• [AIM]: Print the complete set of entries exactly.

• [EXTRACTED RECORDS]:
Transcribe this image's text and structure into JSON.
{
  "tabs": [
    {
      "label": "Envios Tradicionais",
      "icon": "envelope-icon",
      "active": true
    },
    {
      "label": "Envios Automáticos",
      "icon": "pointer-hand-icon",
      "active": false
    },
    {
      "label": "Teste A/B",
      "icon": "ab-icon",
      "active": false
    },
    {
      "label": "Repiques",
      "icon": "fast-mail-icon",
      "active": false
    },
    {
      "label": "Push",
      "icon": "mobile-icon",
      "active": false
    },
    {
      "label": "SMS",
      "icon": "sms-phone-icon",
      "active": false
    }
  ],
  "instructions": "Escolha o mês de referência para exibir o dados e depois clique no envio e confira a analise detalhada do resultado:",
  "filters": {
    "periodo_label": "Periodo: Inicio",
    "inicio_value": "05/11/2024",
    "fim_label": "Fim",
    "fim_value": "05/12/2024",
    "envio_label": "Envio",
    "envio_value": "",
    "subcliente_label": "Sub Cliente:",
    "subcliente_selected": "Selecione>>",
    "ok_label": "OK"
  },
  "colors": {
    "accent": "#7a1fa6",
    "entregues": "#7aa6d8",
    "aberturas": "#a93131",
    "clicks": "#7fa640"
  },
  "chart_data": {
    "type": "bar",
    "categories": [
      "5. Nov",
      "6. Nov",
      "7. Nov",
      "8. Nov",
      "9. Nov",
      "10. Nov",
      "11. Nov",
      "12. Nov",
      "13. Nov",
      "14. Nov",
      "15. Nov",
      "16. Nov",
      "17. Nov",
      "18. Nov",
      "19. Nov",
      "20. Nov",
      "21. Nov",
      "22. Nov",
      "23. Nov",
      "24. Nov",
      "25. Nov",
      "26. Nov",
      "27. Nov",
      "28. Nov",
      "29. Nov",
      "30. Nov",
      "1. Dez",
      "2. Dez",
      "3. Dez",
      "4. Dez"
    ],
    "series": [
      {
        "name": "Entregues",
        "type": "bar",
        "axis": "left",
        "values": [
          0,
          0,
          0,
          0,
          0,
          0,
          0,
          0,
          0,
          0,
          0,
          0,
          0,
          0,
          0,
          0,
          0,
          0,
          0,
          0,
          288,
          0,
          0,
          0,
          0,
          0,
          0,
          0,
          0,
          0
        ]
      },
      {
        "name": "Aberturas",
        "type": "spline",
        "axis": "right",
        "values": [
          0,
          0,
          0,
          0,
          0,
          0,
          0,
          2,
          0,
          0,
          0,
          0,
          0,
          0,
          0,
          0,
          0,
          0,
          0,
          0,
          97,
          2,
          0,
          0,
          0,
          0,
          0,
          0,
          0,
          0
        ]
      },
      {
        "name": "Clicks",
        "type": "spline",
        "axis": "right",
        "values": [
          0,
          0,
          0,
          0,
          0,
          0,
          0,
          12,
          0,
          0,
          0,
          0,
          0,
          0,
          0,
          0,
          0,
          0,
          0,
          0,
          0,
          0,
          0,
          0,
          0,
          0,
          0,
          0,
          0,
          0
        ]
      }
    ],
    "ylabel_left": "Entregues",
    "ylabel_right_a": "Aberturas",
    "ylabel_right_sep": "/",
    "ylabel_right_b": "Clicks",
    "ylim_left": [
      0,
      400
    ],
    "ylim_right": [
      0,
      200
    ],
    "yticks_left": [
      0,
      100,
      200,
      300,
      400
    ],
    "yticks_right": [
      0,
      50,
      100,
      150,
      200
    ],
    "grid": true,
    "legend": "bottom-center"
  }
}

• [CORRECT RESPONSE]:
Transcribe this image's text and structure into JSON.
{
  "tabs": [
    {
      "label": "Envios Tradicionais",
      "icon": "envelope-icon",
      "active": true
    },
    {
      "label": "Envios Automáticos",
      "icon": "pointer-hand-icon",
      "active": false
    },
    {
      "label": "Teste A/B",
      "icon": "ab-icon",
      "active": false
    },
    {
      "label": "Repiques",
      "icon": "fast-mail-icon",
      "active": false
    },
    {
      "label": "Push",
      "icon": "mobile-icon",
      "active": false
    },
    {
      "label": "SMS",
      "icon": "sms-phone-icon",
      "active": false
    }
  ],
  "instructions": "Escolha o mês de referência para exibir o dados e depois clique no envio e confira a analise detalhada do resultado:",
  "filters": {
    "periodo_label": "Periodo: Inicio",
    "inicio_value": "05/11/2024",
    "fim_label": "Fim",
    "fim_value": "05/12/2024",
    "envio_label": "Envio",
    "envio_value": "",
    "subcliente_label": "Sub Cliente:",
    "subcliente_selected": "Selecione>>",
    "ok_label": "OK"
  },
  "colors": {
    "accent": "#7a1fa6",
    "entregues": "#7aa6d8",
    "aberturas": "#a93131",
    "clicks": "#7fa640"
  },
  "chart_data": {
    "type": "bar",
    "categories": [
      "5. Nov",
      "6. Nov",
      "7. Nov",
      "8. Nov",
      "9. Nov",
      "10. Nov",
      "11. Nov",
      "12. Nov",
      "13. Nov",
      "14. Nov",
      "15. Nov",
      "16. Nov",
      "17. Nov",
      "18. Nov",
      "19. Nov",
      "20. Nov",
      "21. Nov",
      "22. Nov",
      "23. Nov",
      "24. Nov",
      "25. Nov",
      "26. Nov",
      "27. Nov",
      "28. Nov",
      "29. Nov",
      "30. Nov",
      "1. Dez",
      "2. Dez",
      "3. Dez",
      "4. Dez"
    ],
    "series": [
      {
        "name": "Entregues",
        "type": "bar",
        "axis": "left",
        "values": [
          0,
          0,
          0,
          0,
          0,
          0,
          0,
          0,
          0,
          0,
          0,
          0,
          0,
          0,
          0,
          0,
          0,
          0,
          0,
          0,
          288,
          0,
          0,
          0,
          0,
          0,
          0,
          0,
          0,
          0
        ]
      },
      {
        "name": "Aberturas",
        "type": "spline",
        "axis": "right",
        "values": [
          0,
          0,
          0,
          0,
          0,
          0,
          0,
          2,
          0,
          0,
          0,
          0,
          0,
          0,
          0,
          0,
          0,
          0,
          0,
          0,
          97,
          2,
          0,
          0,
          0,
          0,
          0,
          0,
          0,
          0
        ]
      },
      {
        "name": "Clicks",
        "type": "spline",
        "axis": "right",
        "values": [
          0,
          0,
          0,
          0,
          0,
          0,
          0,
          12,
          0,
          0,
          0,
          0,
          0,
          0,
          0,
          0,
          0,
          0,
          0,
          0,
          0,
          0,
          0,
          0,
          0,
          0,
          0,
          0,
          0,
          0
        ]
      }
    ],
    "ylabel_left": "Entregues",
    "ylabel_right_a": "Aberturas",
    "ylabel_right_sep": "/",
    "ylabel_right_b": "Clicks",
    "ylim_left": [
      0,
      400
    ],
    "ylim_right": [
      0,
      200
    ],
    "yticks_left": [
      0,
      100,
      200,
      300,
      400
    ],
    "yticks_right": [
      0,
      50,
      100,
      150,
      200
    ],
    "grid": true,
    "legend": "bottom-center"
  }
}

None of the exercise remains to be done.